» **MATERIAL PROVIDED**
** START **

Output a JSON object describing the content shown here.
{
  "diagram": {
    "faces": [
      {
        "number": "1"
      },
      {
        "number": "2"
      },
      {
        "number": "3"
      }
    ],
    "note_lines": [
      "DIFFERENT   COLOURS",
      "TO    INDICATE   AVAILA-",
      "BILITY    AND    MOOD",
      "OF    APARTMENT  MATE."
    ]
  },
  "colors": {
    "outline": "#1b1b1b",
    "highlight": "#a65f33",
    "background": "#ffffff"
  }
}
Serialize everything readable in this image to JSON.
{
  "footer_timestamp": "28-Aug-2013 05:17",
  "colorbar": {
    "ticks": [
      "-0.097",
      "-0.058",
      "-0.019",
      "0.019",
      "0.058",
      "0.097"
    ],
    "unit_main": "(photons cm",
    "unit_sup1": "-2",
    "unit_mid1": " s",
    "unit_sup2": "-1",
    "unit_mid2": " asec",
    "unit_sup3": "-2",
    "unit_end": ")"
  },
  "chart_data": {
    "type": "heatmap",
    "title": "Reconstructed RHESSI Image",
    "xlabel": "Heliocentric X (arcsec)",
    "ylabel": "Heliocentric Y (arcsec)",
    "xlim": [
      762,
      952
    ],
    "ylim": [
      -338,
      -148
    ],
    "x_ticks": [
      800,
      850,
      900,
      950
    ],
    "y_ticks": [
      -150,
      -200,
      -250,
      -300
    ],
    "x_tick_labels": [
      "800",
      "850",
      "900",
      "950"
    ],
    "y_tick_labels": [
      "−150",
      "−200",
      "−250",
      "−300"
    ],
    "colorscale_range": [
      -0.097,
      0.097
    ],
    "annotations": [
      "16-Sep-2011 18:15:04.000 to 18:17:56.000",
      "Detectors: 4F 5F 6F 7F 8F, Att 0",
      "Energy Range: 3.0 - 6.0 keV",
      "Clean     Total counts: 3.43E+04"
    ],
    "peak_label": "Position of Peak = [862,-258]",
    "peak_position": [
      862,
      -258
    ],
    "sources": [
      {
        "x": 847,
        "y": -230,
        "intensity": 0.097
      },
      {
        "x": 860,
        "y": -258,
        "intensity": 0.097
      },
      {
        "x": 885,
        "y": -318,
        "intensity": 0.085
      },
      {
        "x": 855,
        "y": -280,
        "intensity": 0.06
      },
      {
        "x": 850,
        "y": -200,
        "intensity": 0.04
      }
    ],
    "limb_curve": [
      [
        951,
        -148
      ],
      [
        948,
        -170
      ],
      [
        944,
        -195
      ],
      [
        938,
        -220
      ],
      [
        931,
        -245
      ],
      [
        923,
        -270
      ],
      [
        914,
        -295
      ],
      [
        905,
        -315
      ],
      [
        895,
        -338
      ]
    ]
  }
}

** END **

» **SHORT PROBLEM**
Repeat the records above exactly as they appear.

» **THE COMPLETED TASK**
Output a JSON object describing the content shown here.
{
  "diagram": {
    "faces": [
      {
        "number": "1"
      },
      {
        "number": "2"
      },
      {
        "number": "3"
      }
    ],
    "note_lines": [
      "DIFFERENT   COLOURS",
      "TO    INDICATE   AVAILA-",
      "BILITY    AND    MOOD",
      "OF    APARTMENT  MATE."
    ]
  },
  "colors": {
    "outline": "#1b1b1b",
    "highlight": "#a65f33",
    "background": "#ffffff"
  }
}
Serialize everything readable in this image to JSON.
{
  "footer_timestamp": "28-Aug-2013 05:17",
  "colorbar": {
    "ticks": [
      "-0.097",
      "-0.058",
      "-0.019",
      "0.019",
      "0.058",
      "0.097"
    ],
    "unit_main": "(photons cm",
    "unit_sup1": "-2",
    "unit_mid1": " s",
    "unit_sup2": "-1",
    "unit_mid2": " asec",
    "unit_sup3": "-2",
    "unit_end": ")"
  },
  "chart_data": {
    "type": "heatmap",
    "title": "Reconstructed RHESSI Image",
    "xlabel": "Heliocentric X (arcsec)",
    "ylabel": "Heliocentric Y (arcsec)",
    "xlim": [
      762,
      952
    ],
    "ylim": [
      -338,
      -148
    ],
    "x_ticks": [
      800,
      850,
      900,
      950
    ],
    "y_ticks": [
      -150,
      -200,
      -250,
      -300
    ],
    "x_tick_labels": [
      "800",
      "850",
      "900",
      "950"
    ],
    "y_tick_labels": [
      "−150",
      "−200",
      "−250",
      "−300"
    ],
    "colorscale_range": [
      -0.097,
      0.097
    ],
    "annotations": [
      "16-Sep-2011 18:15:04.000 to 18:17:56.000",
      "Detectors: 4F 5F 6F 7F 8F, Att 0",
      "Energy Range: 3.0 - 6.0 keV",
      "Clean     Total counts: 3.43E+04"
    ],
    "peak_label": "Position of Peak = [862,-258]",
    "peak_position": [
      862,
      -258
    ],
    "sources": [
      {
        "x": 847,
        "y": -230,
        "intensity": 0.097
      },
      {
        "x": 860,
        "y": -258,
        "intensity": 0.097
      },
      {
        "x": 885,
        "y": -318,
        "intensity": 0.085
      },
      {
        "x": 855,
        "y": -280,
        "intensity": 0.06
      },
      {
        "x": 850,
        "y": -200,
        "intensity": 0.04
      }
    ],
    "limb_curve": [
      [
        951,
        -148
      ],
      [
        948,
        -170
      ],
      [
        944,
        -195
      ],
      [
        938,
        -220
      ],
      [
        931,
        -245
      ],
      [
        923,
        -270
      ],
      [
        914,
        -295
      ],
      [
        905,
        -315
      ],
      [
        895,
        -338
      ]
    ]
  }
}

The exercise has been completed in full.